Prompt — A line counts if it contains the word "right" at least once. State how many such lines the records contain, giving the number alone.

Recorded information —

▬▬▬▬▬▬▬▬▬▬

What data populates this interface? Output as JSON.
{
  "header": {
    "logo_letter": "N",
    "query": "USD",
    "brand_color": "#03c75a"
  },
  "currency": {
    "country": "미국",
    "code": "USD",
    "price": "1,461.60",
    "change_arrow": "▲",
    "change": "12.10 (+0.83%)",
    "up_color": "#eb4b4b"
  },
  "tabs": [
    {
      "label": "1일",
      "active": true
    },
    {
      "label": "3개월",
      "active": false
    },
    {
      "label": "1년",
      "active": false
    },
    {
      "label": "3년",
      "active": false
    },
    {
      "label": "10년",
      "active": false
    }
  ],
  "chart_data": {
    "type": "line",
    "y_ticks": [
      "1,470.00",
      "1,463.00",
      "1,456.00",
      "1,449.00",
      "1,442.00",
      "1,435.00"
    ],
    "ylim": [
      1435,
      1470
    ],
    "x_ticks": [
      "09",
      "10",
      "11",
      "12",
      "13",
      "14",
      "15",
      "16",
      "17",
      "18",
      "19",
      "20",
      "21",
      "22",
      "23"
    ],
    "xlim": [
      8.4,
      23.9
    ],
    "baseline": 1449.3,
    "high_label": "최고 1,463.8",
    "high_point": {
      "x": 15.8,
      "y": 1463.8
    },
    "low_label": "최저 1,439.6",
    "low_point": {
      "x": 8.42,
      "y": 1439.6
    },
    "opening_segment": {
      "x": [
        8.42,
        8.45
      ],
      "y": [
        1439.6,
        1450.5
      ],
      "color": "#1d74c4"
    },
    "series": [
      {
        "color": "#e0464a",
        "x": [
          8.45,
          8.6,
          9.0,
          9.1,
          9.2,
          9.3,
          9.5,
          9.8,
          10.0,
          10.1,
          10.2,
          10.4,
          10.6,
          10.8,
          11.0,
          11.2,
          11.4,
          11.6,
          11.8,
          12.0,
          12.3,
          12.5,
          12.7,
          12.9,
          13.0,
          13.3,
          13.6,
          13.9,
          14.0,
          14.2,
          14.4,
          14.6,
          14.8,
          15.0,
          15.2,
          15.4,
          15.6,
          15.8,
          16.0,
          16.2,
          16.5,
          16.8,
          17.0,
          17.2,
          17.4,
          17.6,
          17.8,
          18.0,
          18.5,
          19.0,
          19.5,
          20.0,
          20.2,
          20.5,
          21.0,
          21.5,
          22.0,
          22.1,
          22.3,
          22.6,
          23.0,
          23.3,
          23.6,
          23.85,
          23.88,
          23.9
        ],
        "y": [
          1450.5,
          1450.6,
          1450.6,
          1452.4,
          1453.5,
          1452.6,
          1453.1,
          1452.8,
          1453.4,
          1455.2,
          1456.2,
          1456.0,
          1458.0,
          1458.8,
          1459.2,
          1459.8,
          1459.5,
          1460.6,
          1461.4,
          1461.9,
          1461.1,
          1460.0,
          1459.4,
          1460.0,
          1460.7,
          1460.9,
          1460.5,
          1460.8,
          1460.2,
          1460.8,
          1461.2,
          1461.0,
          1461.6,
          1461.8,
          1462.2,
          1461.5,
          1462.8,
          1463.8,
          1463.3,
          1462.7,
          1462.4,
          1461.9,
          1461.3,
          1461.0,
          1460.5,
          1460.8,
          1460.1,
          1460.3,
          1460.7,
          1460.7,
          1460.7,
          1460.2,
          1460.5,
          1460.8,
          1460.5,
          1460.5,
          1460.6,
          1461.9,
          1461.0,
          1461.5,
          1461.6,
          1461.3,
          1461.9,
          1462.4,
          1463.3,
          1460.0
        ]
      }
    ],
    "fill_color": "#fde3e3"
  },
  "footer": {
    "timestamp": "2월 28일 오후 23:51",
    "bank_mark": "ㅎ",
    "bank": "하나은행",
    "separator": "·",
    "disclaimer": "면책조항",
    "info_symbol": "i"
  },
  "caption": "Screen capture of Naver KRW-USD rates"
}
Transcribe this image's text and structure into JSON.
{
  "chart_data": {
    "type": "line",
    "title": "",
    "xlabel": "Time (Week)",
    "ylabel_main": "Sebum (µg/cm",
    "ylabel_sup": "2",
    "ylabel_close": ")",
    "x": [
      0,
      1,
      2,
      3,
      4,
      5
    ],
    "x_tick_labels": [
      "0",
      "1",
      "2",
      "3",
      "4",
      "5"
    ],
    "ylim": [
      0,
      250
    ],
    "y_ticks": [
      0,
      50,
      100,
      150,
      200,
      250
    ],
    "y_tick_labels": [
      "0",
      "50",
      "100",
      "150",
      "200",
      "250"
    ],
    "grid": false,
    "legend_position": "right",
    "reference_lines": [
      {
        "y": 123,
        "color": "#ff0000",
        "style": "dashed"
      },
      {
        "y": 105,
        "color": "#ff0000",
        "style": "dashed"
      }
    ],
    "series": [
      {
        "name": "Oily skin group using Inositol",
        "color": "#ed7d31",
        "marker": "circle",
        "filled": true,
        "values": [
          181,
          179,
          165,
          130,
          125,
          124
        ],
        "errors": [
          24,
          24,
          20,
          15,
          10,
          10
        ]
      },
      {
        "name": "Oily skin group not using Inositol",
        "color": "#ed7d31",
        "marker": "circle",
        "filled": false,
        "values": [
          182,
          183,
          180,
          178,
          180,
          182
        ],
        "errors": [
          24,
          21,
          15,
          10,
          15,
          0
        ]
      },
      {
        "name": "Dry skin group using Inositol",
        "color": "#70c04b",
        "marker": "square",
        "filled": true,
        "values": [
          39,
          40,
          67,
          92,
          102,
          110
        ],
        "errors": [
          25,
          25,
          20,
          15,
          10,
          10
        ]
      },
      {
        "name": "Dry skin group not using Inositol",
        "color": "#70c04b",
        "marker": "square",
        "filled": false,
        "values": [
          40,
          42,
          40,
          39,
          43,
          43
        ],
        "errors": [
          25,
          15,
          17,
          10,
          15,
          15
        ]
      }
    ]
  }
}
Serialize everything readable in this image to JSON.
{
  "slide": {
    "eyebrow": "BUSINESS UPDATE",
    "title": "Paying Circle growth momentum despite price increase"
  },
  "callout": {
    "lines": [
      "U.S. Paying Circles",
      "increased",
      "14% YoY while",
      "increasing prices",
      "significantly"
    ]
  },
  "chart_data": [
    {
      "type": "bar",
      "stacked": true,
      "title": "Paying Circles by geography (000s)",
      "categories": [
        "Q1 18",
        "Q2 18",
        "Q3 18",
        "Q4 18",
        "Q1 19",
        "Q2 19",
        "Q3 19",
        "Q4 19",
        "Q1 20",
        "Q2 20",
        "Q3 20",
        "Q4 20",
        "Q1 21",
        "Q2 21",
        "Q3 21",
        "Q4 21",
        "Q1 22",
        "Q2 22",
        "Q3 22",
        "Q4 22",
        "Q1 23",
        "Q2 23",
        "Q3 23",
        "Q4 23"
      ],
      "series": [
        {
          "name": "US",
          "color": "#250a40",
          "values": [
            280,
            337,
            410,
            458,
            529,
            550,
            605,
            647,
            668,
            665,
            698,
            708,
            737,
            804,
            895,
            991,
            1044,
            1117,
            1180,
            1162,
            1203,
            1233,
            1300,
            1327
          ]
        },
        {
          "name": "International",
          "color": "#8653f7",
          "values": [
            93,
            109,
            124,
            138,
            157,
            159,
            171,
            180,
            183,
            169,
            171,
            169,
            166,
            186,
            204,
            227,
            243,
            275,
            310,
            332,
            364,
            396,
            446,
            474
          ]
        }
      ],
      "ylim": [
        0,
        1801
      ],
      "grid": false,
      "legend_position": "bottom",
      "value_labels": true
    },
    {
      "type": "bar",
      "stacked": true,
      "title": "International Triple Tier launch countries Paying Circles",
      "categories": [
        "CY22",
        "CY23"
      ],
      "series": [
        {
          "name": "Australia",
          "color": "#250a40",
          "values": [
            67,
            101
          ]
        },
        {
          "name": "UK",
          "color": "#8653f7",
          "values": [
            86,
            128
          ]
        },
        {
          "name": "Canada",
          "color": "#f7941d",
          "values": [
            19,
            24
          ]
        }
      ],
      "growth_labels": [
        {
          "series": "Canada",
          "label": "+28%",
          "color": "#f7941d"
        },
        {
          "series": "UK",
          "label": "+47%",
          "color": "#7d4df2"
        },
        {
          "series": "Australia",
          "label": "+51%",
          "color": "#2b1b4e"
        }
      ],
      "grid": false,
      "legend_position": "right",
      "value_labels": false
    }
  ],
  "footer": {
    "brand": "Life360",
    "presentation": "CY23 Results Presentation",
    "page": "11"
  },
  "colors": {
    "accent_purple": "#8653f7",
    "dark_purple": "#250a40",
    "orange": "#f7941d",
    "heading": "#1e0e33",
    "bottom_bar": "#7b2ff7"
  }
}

▬▬▬▬▬▬▬▬▬▬

Answer — 2